Work instructions => Go through the entries below and pick out every line with "series".

[Collected data entries]
= = = =

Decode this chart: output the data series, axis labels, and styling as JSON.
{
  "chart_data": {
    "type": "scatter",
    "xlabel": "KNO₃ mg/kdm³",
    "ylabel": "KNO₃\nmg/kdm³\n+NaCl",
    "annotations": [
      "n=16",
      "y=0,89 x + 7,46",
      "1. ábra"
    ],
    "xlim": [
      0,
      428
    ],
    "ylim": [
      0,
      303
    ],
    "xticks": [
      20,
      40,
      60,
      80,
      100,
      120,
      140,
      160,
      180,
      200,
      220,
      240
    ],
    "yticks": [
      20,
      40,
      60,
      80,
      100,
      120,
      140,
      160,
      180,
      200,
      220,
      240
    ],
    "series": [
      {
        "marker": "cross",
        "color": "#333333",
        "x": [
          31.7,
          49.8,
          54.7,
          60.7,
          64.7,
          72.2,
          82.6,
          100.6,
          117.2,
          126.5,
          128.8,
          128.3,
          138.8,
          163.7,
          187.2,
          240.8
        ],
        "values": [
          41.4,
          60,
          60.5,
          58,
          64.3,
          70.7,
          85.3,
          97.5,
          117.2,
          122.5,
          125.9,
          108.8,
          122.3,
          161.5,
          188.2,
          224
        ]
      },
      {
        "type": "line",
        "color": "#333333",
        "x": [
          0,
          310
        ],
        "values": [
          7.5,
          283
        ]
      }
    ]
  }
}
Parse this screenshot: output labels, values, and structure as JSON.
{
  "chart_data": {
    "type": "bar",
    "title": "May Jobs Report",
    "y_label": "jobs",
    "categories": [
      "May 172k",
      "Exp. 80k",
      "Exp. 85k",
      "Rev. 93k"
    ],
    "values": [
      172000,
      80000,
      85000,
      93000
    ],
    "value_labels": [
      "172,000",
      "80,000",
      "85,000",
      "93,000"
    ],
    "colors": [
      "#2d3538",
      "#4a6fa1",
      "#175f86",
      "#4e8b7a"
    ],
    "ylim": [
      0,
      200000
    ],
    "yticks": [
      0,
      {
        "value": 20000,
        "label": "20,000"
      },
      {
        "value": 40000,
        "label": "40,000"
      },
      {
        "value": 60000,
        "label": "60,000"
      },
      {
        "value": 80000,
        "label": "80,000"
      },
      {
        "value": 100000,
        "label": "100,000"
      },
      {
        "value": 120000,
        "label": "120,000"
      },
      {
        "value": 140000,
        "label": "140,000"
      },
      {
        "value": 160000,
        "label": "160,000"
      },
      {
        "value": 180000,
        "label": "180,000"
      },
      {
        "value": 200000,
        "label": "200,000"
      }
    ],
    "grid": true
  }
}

= = = =

Answer below =>
Decode this chart: output the data series, axis labels, and styling as JSON.
    "series": [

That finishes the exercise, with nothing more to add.